* [Cosa fare] Copia tale e quale il tratto della guida al regime forfettario che va da "Che cos’è il" fino a "nei parametri previsti.".

* [Testo del documento]
- - - - -
Guida al nuovo regime forfettario 2016 e 2017

Nuove regole per i titolari di partita Iva che rientrano nel regime forfettario 2017. Le semplificazioni fiscali e contabili riguardano professionisti, artigiani, commercianti, piccoli imprenditori

Guida al nuovo regime forfettario 2016 e 2017

Che cos’è il regime forfettario?

Si parla di regime forfetario quando si fa riferimento a quella particolare regolamentazione che introduce alcune semplificazioni fiscali e contabili per particolari categorie di lavoratori che hanno maturato il diritto, stabilito dalla legge, di usufruirne dopo aver dimostrato di rientrare nei parametri previsti.

Regime forfettario per chi

Il regime forfettario è previsto per i titolari di Partite Iva con un reddito di quindicimila euro lordi l’anno per i professionisti e quarantamila per i commercianti. Soglie che per il 2017, sono state modificate. L’aliquota prevista dal nuovo regime forfettario è pari al 15%. Questo regime di agevolazione fiscale e contabile non prevede un limite legato agli anni di attività o al raggiungimento di una particolare età anagrafica. Ecco una breve guida al nuovo regime forfettario 2016 e 2017.

Regime forfettario 2017 i requisiti

L’accesso al regime forfettario 2017, nonché il suo mantenimento negli anni successivi, è possibile per i soggetti che, con riferimento all’anno precedente soddisfano i seguenti requisiti:

  1. limite dei ricavi e compensi percepiti (ragguagliati ad anno in caso di inizio attività): valori non superiori a specifici limiti diversi a seconda dell’attività esercitata (da euro venticinquemila fino a cinquantamila);
  2. beni strumentali: costo complessivo, al lordo degli ammortamenti, non superiore ad euro ventimila;
  3. spese per lavoro dipendente e assimilati: non superiori ad euro cinquemila lordi.
- - - - -
[Dati per riconoscere la struttura del documento]
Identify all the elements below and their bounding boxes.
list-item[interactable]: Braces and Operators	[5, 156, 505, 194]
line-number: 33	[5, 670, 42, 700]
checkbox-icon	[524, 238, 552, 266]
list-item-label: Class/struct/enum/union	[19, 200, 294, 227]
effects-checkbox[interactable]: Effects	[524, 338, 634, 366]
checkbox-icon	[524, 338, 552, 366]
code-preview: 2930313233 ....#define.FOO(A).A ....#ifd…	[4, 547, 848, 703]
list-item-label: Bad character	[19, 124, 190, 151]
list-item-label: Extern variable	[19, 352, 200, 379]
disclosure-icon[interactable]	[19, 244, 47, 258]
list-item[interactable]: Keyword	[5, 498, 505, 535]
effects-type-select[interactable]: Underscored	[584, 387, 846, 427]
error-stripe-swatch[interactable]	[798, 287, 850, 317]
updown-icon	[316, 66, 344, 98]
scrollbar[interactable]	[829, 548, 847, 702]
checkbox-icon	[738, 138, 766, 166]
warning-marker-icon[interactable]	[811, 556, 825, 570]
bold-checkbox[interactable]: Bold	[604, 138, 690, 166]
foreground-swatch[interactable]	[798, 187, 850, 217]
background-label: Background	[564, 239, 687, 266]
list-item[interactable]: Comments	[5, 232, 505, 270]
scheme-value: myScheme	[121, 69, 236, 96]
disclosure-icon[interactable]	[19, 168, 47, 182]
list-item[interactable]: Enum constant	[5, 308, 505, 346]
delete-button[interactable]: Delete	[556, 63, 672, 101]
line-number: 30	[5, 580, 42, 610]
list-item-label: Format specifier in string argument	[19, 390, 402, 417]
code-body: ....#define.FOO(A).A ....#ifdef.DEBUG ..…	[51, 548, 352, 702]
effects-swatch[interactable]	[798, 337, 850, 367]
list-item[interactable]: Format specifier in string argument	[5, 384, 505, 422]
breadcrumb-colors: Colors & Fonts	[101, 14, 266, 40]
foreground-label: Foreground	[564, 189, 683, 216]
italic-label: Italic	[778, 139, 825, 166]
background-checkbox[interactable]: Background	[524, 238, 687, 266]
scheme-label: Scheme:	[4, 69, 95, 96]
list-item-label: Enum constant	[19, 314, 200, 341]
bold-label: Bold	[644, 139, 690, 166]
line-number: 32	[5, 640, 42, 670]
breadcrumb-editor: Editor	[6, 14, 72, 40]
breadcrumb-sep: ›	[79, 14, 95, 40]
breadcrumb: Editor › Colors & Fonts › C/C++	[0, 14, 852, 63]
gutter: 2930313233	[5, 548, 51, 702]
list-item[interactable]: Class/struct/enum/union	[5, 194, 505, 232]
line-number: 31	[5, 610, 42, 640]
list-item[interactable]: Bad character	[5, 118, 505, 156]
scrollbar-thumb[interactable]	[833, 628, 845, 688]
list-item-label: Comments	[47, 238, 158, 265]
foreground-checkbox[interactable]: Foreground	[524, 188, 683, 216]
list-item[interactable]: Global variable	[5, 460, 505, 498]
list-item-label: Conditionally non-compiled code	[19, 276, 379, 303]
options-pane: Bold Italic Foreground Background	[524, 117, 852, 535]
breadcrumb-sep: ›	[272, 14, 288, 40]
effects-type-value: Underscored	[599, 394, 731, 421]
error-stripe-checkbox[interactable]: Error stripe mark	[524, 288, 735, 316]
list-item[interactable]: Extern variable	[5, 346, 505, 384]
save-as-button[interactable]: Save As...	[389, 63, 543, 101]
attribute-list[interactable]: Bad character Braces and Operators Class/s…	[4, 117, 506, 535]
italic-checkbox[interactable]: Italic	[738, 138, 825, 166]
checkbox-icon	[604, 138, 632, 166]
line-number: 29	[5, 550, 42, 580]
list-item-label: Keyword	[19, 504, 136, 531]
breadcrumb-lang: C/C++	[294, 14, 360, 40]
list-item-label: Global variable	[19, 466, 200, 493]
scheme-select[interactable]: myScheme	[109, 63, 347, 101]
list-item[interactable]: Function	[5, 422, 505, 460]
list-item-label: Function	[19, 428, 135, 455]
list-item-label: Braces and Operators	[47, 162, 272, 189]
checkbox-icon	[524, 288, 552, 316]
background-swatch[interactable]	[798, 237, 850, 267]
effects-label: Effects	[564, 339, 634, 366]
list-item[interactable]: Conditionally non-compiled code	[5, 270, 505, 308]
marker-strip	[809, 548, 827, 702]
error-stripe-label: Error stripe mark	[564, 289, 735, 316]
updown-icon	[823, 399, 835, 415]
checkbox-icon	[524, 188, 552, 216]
- - - - -
* [Risposta]
Che cos’è il regime forfettario?

Si parla di regime forfetario quando si fa riferimento a quella particolare regolamentazione che introduce alcune semplificazioni fiscali e contabili per particolari categorie di lavoratori che hanno maturato il diritto, stabilito dalla legge, di usufruirne dopo aver dimostrato di rientrare nei parametri previsti.